All lines below must be repeated exactly, with the pictures omitted.

Stored entries:
**********

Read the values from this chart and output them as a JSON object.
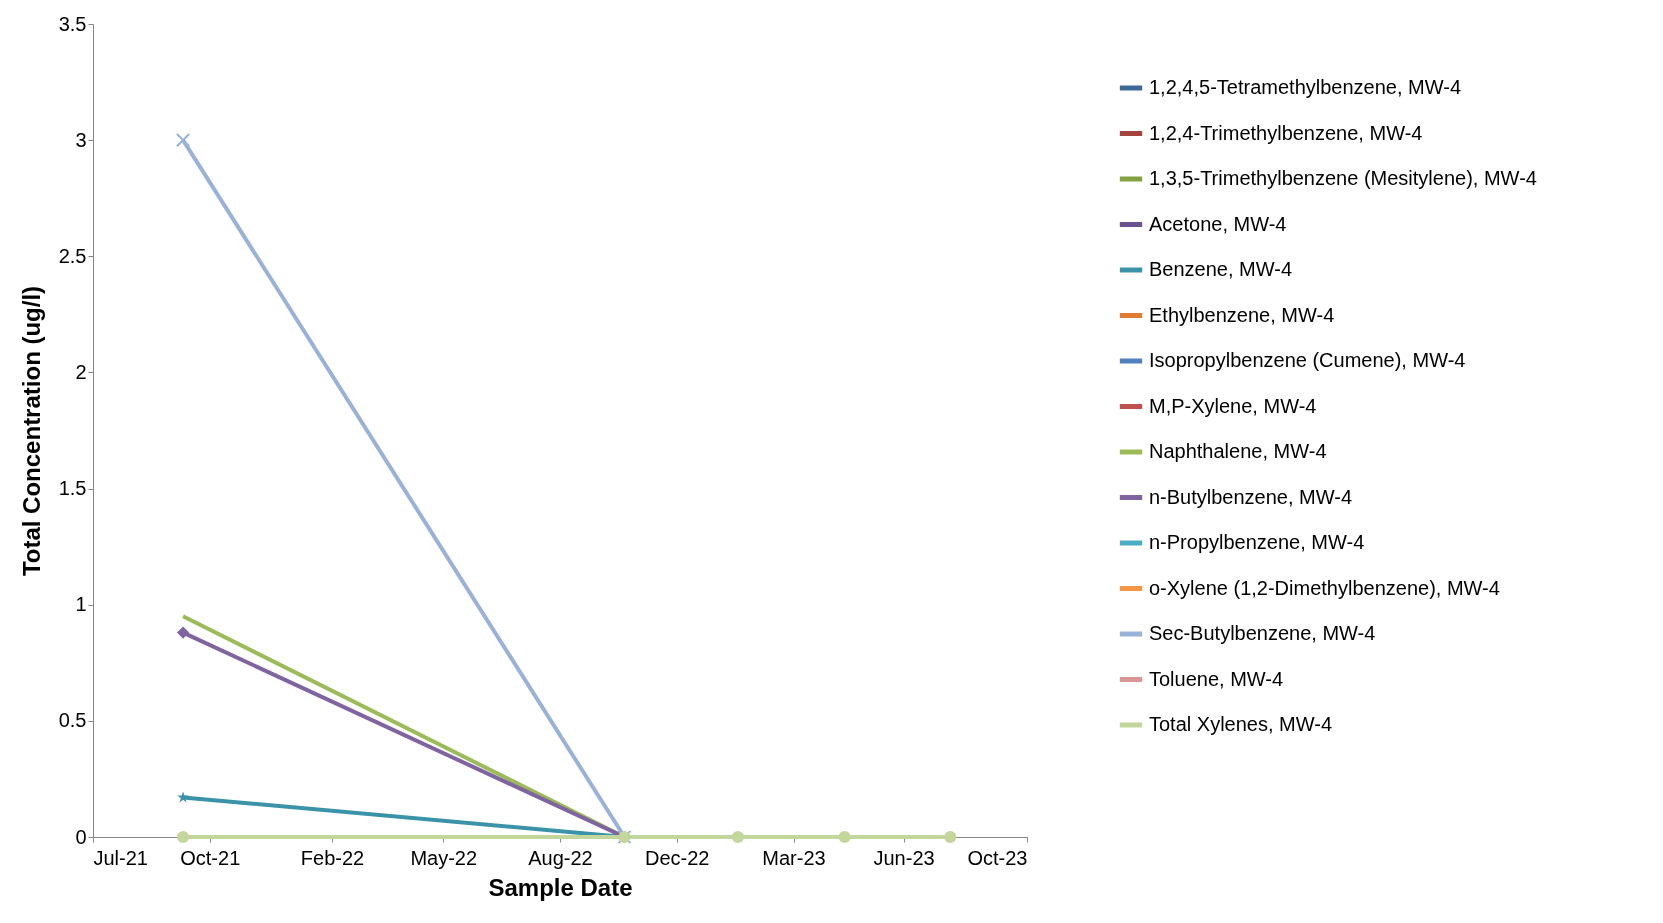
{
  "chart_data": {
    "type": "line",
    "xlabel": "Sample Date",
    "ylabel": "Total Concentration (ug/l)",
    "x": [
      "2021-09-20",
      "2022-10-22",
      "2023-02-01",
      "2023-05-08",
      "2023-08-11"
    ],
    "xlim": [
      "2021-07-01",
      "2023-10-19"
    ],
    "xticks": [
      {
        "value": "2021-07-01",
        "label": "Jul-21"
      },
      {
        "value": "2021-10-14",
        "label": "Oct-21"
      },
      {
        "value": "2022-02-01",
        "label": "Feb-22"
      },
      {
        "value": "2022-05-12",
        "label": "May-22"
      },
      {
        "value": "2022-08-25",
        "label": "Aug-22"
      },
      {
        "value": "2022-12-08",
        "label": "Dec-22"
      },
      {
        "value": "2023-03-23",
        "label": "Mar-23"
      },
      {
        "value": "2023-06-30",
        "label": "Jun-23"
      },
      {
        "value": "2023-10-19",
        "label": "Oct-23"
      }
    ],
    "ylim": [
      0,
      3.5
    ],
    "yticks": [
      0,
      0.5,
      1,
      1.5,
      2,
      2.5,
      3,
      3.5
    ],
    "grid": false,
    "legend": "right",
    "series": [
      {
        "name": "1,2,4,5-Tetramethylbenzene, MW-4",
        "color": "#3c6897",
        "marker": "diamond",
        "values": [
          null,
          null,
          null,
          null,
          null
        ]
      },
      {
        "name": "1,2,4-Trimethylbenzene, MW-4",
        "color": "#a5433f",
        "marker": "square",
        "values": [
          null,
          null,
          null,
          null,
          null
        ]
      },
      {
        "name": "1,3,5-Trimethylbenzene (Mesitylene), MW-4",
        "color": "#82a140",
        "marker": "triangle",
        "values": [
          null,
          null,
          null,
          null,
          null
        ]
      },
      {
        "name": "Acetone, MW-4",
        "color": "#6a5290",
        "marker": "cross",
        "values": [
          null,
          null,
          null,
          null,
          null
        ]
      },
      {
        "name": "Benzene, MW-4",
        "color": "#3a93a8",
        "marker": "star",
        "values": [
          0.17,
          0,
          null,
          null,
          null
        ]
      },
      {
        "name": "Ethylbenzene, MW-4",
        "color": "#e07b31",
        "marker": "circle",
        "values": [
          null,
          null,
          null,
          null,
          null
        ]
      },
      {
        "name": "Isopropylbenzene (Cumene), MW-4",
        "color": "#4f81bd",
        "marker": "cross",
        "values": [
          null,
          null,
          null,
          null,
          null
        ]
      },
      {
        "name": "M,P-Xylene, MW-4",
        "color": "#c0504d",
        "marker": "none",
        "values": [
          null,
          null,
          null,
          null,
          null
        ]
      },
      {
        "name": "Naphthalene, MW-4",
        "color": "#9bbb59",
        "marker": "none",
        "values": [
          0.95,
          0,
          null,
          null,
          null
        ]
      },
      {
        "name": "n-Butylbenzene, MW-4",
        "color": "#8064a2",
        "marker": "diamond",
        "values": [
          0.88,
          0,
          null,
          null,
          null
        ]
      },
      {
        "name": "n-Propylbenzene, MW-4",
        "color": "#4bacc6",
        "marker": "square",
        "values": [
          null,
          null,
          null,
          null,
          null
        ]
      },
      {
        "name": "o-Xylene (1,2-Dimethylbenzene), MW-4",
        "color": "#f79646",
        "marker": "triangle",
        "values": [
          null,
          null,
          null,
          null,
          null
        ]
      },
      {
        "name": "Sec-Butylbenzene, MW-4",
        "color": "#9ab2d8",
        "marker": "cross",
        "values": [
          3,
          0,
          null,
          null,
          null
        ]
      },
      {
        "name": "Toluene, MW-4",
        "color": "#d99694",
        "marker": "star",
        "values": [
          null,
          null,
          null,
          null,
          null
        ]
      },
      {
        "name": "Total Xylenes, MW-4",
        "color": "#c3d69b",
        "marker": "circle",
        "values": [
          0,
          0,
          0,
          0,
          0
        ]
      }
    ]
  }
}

**********

The response =>
Read the values from this chart and output them as a JSON object.
{
  "chart_data": {
    "type": "line",
    "xlabel": "Sample Date",
    "ylabel": "Total Concentration (ug/l)",
    "x": [
      "2021-09-20",
      "2022-10-22",
      "2023-02-01",
      "2023-05-08",
      "2023-08-11"
    ],
    "xlim": [
      "2021-07-01",
      "2023-10-19"
    ],
    "xticks": [
      {
        "value": "2021-07-01",
        "label": "Jul-21"
      },
      {
        "value": "2021-10-14",
        "label": "Oct-21"
      },
      {
        "value": "2022-02-01",
        "label": "Feb-22"
      },
      {
        "value": "2022-05-12",
        "label": "May-22"
      },
      {
        "value": "2022-08-25",
        "label": "Aug-22"
      },
      {
        "value": "2022-12-08",
        "label": "Dec-22"
      },
      {
        "value": "2023-03-23",
        "label": "Mar-23"
      },
      {
        "value": "2023-06-30",
        "label": "Jun-23"
      },
      {
        "value": "2023-10-19",
        "label": "Oct-23"
      }
    ],
    "ylim": [
      0,
      3.5
    ],
    "yticks": [
      0,
      0.5,
      1,
      1.5,
      2,
      2.5,
      3,
      3.5
    ],
    "grid": false,
    "legend": "right",
    "series": [
      {
        "name": "1,2,4,5-Tetramethylbenzene, MW-4",
        "color": "#3c6897",
        "marker": "diamond",
        "values": [
          null,
          null,
          null,
          null,
          null
        ]
      },
      {
        "name": "1,2,4-Trimethylbenzene, MW-4",
        "color": "#a5433f",
        "marker": "square",
        "values": [
          null,
          null,
          null,
          null,
          null
        ]
      },
      {
        "name": "1,3,5-Trimethylbenzene (Mesitylene), MW-4",
        "color": "#82a140",
        "marker": "triangle",
        "values": [
          null,
          null,
          null,
          null,
          null
        ]
      },
      {
        "name": "Acetone, MW-4",
        "color": "#6a5290",
        "marker": "cross",
        "values": [
          null,
          null,
          null,
          null,
          null
        ]
      },
      {
        "name": "Benzene, MW-4",
        "color": "#3a93a8",
        "marker": "star",
        "values": [
          0.17,
          0,
          null,
          null,
          null
        ]
      },
      {
        "name": "Ethylbenzene, MW-4",
        "color": "#e07b31",
        "marker": "circle",
        "values": [
          null,
          null,
          null,
          null,
          null
        ]
      },
      {
        "name": "Isopropylbenzene (Cumene), MW-4",
        "color": "#4f81bd",
        "marker": "cross",
        "values": [
          null,
          null,
          null,
          null,
          null
        ]
      },
      {
        "name": "M,P-Xylene, MW-4",
        "color": "#c0504d",
        "marker": "none",
        "values": [
          null,
          null,
          null,
          null,
          null
        ]
      },
      {
        "name": "Naphthalene, MW-4",
        "color": "#9bbb59",
        "marker": "none",
        "values": [
          0.95,
          0,
          null,
          null,
          null
        ]
      },
      {
        "name": "n-Butylbenzene, MW-4",
        "color": "#8064a2",
        "marker": "diamond",
        "values": [
          0.88,
          0,
          null,
          null,
          null
        ]
      },
      {
        "name": "n-Propylbenzene, MW-4",
        "color": "#4bacc6",
        "marker": "square",
        "values": [
          null,
          null,
          null,
          null,
          null
        ]
      },
      {
        "name": "o-Xylene (1,2-Dimethylbenzene), MW-4",
        "color": "#f79646",
        "marker": "triangle",
        "values": [
          null,
          null,
          null,
          null,
          null
        ]
      },
      {
        "name": "Sec-Butylbenzene, MW-4",
        "color": "#9ab2d8",
        "marker": "cross",
        "values": [
          3,
          0,
          null,
          null,
          null
        ]
      },
      {
        "name": "Toluene, MW-4",
        "color": "#d99694",
        "marker": "star",
        "values": [
          null,
          null,
          null,
          null,
          null
        ]
      },
      {
        "name": "Total Xylenes, MW-4",
        "color": "#c3d69b",
        "marker": "circle",
        "values": [
          0,
          0,
          0,
          0,
          0
        ]
      }
    ]
  }
}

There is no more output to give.